• TEXT FOR ANALYSIS:
IDENTIFICATION OF TYROSINE-67 IN BOVINE BRAIN MYELIN BASIC-PROTEIN AS A SPECIFIC PHOSPHORYLATION SITE FOR THYMUS-P56LCK

The protein-tyrosine kinase p56lck exhibits a restricted substrate specificity in vitro but can efficiently phosphorylate bovine myelin basic protein (MBP). Results obtained from both peptide mapping and fast atom bombardment mass spectrometry indicate that tyrosine 67 in the sequence -Thr-Thr-His-Tyr67-Gly-Ser-Leu-Pro-Gln-Lys- in bovine MBP is the specific phosphorylation site. p56lck does not phosphorylate the acidic, cytoplasmic domain of erythrocyte band 3. In contrast, p40, another protein-tyrosine kinase purified from bovine thymus that readily phosphorylates band 3, does not phosphorylate MBP. Therefore, MBP and band 3 may prove to be useful substrates for distinguishing between various tyrosine kinases on the basis of substrate specificity. In addition, identification of the recognition sequence in MBP for p56lck may contribute to an understanding of the structural features of physiological substrates for this kinase. © 1991.

• EXTRACTED ENTRIES:
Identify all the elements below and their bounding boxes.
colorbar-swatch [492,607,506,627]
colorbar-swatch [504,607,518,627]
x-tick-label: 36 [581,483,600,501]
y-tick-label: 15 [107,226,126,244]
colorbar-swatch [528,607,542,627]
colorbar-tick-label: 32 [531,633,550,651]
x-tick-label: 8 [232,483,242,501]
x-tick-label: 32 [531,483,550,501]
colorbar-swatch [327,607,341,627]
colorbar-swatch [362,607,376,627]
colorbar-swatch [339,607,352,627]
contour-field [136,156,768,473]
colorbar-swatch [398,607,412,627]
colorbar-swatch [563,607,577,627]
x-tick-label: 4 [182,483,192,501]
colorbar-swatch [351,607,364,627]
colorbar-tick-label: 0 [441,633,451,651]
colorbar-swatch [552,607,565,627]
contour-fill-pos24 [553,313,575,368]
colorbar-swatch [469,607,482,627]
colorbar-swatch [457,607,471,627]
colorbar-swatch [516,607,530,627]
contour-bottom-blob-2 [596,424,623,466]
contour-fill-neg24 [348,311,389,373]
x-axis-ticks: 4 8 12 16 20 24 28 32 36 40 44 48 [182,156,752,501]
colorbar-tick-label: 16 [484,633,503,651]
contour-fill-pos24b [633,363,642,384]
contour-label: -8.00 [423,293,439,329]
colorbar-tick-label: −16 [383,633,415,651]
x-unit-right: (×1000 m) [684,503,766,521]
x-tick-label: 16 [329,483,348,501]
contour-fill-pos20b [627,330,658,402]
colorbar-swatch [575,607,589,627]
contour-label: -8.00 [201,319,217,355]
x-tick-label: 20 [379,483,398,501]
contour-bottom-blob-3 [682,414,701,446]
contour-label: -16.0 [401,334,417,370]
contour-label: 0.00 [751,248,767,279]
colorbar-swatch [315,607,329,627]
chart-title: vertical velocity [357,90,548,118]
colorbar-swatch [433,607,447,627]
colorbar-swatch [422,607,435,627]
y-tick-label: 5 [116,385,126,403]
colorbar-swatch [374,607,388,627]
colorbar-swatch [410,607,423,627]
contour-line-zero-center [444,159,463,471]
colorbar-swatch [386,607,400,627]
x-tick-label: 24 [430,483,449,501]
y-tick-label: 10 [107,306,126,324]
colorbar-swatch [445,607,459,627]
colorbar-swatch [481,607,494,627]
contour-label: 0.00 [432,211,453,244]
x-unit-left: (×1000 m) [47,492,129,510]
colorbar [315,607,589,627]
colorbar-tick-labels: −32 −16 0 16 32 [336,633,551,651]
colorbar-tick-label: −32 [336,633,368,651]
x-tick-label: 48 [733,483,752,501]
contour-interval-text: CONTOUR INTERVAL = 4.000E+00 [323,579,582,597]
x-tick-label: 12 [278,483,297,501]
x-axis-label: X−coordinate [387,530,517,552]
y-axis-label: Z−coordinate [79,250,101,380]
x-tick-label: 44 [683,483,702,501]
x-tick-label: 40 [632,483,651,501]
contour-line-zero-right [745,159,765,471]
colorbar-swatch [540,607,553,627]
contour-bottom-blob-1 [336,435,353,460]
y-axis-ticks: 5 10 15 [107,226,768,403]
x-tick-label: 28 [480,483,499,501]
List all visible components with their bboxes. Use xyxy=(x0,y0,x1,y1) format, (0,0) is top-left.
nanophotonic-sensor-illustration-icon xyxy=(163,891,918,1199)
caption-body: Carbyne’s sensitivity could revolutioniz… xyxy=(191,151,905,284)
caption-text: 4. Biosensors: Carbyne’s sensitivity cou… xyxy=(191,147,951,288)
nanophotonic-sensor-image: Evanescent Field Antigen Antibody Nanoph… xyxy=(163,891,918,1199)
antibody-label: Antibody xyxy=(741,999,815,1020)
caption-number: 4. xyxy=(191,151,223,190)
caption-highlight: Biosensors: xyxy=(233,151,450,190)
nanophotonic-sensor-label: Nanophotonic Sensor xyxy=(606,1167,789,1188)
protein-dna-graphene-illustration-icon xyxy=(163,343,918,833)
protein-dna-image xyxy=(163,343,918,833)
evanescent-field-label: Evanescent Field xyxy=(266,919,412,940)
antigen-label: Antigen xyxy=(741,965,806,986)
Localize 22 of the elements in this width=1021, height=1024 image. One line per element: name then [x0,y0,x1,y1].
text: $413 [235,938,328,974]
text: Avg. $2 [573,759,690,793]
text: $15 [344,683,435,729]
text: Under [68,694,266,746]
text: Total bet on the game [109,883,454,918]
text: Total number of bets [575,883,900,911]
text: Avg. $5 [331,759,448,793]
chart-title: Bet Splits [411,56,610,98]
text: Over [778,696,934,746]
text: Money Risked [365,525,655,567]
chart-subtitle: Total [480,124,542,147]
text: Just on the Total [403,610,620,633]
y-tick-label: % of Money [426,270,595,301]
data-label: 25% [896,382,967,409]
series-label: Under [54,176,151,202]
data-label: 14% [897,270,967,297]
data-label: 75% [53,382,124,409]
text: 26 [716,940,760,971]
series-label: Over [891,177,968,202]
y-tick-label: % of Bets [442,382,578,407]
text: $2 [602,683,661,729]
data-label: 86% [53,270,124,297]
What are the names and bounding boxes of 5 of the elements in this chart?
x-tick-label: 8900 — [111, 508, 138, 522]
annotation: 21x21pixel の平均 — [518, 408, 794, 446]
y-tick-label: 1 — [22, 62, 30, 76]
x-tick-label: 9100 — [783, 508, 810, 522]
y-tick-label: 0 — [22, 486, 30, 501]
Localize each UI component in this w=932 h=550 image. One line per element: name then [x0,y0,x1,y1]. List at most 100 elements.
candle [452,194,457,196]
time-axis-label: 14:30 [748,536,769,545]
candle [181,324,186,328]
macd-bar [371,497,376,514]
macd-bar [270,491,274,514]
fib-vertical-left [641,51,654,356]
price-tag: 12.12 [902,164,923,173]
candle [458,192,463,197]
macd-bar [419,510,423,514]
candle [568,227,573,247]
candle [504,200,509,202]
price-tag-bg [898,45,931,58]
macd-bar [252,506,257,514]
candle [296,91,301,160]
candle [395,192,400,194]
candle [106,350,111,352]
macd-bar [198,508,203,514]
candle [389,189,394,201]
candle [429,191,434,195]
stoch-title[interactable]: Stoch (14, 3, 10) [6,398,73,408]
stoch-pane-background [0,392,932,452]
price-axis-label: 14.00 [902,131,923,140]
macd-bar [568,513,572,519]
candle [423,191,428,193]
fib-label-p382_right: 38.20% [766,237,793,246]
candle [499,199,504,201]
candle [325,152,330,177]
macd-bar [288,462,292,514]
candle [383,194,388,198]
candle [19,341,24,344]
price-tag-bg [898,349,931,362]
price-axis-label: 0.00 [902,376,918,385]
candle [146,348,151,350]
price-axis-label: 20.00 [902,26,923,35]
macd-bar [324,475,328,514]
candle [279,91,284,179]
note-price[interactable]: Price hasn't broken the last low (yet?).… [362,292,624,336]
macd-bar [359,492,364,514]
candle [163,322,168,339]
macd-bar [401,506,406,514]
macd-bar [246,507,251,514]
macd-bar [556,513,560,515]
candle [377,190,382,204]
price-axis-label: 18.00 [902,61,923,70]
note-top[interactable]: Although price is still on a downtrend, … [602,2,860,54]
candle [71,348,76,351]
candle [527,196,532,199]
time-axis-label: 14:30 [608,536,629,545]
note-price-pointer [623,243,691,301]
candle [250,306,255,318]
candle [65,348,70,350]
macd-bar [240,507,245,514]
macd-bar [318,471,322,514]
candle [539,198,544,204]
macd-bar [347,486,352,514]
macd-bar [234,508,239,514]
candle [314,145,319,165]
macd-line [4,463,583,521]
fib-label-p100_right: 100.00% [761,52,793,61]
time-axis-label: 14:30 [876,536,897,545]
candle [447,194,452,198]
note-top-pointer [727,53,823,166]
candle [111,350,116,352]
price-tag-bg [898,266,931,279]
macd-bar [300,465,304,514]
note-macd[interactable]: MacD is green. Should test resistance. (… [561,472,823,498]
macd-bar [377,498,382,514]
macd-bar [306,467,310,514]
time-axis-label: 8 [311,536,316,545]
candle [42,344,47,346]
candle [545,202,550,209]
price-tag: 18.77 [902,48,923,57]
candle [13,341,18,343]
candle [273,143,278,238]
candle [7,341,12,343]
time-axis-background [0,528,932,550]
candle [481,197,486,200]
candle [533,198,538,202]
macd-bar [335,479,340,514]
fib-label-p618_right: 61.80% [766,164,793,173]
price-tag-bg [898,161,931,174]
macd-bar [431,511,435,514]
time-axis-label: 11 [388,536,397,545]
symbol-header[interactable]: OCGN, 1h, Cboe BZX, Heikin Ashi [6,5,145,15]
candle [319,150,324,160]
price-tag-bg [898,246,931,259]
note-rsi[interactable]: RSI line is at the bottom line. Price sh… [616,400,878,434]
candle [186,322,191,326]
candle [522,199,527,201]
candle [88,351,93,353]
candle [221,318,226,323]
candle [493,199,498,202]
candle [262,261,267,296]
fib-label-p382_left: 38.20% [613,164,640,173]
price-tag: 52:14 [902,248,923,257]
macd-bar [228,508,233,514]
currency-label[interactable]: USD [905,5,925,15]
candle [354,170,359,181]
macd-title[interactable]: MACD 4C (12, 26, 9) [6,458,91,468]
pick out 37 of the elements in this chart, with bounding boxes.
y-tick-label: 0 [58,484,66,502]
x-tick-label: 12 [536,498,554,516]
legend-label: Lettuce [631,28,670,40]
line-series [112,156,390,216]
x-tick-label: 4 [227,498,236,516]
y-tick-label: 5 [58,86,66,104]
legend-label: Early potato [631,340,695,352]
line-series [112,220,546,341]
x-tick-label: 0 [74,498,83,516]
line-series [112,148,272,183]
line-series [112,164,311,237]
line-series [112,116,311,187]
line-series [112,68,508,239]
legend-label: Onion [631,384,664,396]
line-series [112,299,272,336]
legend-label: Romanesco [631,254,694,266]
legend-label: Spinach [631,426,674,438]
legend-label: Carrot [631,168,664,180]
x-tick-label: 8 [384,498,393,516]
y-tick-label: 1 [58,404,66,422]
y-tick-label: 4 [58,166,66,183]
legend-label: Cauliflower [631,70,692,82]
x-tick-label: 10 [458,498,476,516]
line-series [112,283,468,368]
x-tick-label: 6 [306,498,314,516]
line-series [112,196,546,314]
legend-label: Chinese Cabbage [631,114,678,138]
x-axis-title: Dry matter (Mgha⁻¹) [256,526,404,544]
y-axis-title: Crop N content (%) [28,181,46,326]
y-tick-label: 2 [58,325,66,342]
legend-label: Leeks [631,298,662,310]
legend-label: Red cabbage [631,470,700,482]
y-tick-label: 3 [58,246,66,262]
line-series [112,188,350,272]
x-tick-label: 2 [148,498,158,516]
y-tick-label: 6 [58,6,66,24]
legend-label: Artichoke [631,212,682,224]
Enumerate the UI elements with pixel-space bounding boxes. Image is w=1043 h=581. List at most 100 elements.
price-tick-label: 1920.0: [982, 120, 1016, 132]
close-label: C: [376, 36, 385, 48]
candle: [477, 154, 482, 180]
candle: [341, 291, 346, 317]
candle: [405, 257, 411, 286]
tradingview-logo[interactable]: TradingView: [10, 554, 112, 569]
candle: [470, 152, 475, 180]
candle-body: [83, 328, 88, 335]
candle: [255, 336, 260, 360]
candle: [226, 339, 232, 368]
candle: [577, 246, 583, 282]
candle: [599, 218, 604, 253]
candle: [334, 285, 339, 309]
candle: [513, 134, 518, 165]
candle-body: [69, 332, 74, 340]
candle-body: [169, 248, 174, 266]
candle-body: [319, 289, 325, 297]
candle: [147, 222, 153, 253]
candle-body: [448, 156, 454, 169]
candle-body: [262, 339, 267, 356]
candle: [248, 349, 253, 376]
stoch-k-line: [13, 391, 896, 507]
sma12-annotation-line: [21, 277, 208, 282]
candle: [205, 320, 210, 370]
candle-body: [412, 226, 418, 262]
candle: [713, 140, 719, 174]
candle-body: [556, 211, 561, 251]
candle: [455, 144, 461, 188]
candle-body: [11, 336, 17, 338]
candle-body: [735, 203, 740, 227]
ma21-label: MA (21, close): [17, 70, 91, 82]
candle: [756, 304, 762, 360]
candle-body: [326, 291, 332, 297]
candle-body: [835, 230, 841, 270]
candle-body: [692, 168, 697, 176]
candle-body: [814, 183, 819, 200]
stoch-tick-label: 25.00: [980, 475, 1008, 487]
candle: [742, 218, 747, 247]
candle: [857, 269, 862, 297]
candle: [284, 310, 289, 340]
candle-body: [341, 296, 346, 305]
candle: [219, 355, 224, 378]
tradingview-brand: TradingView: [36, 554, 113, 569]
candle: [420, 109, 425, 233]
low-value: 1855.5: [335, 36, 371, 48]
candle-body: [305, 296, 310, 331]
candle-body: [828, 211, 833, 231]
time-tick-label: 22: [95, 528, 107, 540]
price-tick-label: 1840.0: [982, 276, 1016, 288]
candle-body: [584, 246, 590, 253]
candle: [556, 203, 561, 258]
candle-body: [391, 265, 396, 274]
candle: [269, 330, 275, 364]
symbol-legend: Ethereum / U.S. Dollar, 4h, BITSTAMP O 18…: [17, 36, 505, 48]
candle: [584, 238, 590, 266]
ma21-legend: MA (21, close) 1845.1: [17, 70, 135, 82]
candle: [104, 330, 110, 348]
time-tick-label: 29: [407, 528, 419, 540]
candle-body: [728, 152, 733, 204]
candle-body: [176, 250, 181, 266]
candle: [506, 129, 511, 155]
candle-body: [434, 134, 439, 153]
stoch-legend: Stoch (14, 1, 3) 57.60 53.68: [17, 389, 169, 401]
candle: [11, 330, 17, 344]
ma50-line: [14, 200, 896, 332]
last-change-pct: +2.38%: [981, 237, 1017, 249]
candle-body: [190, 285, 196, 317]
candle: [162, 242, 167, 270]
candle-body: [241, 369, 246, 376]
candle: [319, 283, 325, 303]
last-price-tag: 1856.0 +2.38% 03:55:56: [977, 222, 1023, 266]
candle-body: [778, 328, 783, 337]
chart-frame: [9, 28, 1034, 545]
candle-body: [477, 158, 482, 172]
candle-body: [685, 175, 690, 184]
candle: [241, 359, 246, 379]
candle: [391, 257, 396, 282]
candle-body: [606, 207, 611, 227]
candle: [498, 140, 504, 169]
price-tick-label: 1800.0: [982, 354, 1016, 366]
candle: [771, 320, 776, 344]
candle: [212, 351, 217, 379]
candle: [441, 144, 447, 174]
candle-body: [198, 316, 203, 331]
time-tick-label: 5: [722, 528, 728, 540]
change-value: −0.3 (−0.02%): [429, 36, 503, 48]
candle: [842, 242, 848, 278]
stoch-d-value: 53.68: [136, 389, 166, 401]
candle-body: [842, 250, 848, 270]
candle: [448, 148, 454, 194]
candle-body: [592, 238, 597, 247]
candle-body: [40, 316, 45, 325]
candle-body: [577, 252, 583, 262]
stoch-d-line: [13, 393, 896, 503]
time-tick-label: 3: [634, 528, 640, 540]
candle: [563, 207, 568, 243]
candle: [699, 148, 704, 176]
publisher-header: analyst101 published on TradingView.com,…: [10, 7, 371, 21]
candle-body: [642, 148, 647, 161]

• EXERCISE:
Please answer these questions about the p56lck abstract:
1. Which residue in bovine myelin basic protein is identified as the specific phosphorylation site?
2. Which two methods produced the results behind that identification?
3. What is the name of the other thymus protein-tyrosine kinase that phosphorylates band 3 but not myelin basic protein?

• RESPONSE AREA:
1. Tyrosine 67.
2. Peptide mapping and fast atom bombardment mass spectrometry.
3. p40.